What is being asked | Copy down every line where the string "this" shows up.

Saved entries
┏━━

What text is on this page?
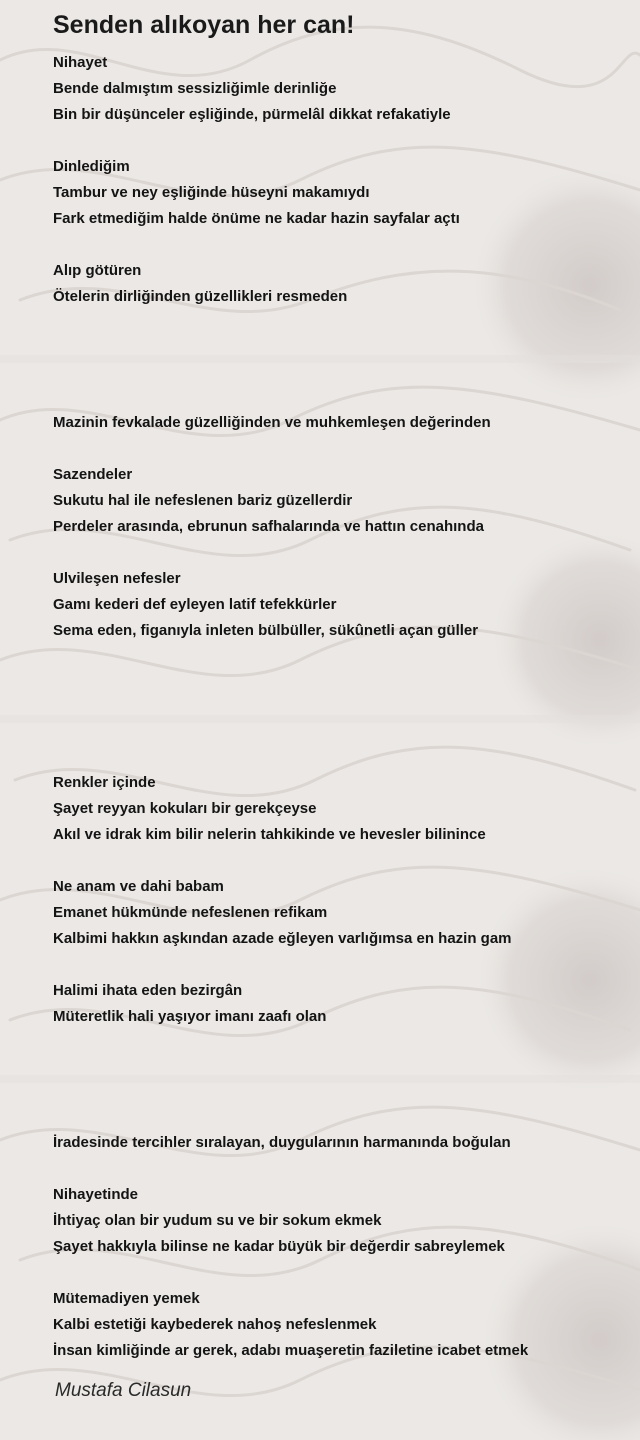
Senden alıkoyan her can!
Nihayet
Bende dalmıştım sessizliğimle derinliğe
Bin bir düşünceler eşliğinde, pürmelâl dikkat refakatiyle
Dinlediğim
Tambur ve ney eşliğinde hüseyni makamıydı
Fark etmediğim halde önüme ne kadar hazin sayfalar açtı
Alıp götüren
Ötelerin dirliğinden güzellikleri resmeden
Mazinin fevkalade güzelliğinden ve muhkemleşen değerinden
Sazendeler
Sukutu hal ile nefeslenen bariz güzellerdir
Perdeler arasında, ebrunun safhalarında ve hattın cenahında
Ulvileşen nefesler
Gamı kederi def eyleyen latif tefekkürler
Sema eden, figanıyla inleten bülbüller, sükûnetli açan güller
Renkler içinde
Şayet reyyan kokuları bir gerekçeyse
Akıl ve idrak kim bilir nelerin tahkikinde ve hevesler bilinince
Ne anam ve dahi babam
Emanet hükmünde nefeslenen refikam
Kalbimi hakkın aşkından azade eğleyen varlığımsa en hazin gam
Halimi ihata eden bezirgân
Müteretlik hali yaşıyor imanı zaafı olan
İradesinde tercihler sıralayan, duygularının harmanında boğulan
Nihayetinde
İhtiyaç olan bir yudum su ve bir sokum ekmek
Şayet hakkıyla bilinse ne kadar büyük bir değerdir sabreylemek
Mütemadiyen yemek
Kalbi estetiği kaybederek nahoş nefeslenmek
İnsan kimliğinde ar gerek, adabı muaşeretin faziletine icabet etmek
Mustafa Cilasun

┗━━
┏━━

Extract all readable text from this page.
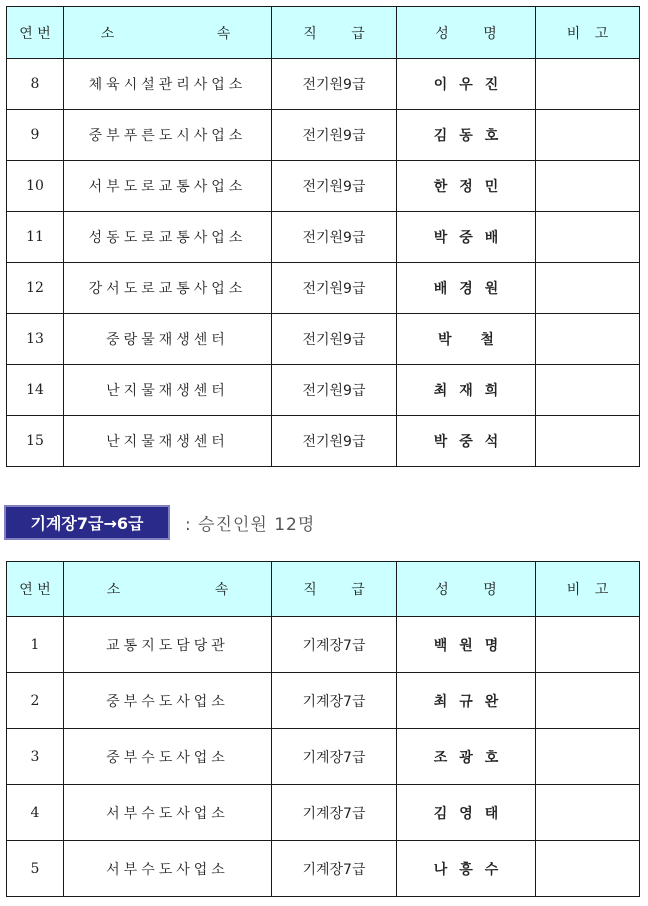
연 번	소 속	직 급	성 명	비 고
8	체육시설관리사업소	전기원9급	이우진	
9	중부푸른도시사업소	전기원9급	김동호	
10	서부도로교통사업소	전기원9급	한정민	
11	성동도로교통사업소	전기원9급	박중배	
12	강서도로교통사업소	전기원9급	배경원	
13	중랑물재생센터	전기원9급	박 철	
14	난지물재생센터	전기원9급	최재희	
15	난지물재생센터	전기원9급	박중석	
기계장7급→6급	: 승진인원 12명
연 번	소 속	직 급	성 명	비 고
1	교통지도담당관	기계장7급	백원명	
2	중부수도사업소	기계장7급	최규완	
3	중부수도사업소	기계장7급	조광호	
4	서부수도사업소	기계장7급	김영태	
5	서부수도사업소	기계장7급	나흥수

┗━━
┏━━

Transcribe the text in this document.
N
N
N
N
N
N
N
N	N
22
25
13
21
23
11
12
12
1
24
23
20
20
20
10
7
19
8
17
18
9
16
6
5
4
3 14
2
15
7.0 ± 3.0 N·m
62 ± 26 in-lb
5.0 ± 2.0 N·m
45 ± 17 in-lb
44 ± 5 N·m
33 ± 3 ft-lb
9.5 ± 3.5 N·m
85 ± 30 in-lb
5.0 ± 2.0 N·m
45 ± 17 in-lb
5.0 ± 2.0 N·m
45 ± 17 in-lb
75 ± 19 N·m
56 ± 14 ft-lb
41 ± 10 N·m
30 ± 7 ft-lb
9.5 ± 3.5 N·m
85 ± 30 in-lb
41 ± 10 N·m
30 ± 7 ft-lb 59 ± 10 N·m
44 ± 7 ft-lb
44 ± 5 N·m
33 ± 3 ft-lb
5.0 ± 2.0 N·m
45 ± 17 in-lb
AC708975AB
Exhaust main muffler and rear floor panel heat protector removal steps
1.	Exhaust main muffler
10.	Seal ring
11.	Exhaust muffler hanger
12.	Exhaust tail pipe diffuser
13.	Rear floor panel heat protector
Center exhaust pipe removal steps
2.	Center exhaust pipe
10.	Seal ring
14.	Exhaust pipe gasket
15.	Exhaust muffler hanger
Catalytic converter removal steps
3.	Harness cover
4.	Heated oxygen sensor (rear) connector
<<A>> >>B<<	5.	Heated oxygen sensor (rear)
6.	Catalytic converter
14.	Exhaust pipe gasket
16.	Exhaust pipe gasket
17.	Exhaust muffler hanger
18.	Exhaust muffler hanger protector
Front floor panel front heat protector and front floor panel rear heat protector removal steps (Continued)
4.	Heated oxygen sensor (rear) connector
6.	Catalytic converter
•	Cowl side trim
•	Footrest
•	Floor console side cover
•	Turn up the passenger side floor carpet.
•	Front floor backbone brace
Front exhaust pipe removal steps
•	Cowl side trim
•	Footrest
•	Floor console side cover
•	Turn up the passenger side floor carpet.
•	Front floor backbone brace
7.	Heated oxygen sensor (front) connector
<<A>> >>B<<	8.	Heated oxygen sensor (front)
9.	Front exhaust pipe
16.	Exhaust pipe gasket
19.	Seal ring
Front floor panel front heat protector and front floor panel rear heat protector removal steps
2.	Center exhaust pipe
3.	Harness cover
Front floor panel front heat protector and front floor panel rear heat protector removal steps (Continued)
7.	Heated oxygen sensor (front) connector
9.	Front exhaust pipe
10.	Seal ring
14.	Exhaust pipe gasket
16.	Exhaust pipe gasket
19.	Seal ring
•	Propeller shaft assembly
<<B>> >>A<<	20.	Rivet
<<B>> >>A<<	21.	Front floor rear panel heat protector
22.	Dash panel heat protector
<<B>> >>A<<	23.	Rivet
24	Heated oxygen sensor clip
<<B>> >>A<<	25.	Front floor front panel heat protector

┗━━

Response to the task |
What text is on this page?
Extract all readable text from this page.
Transcribe the text in this document.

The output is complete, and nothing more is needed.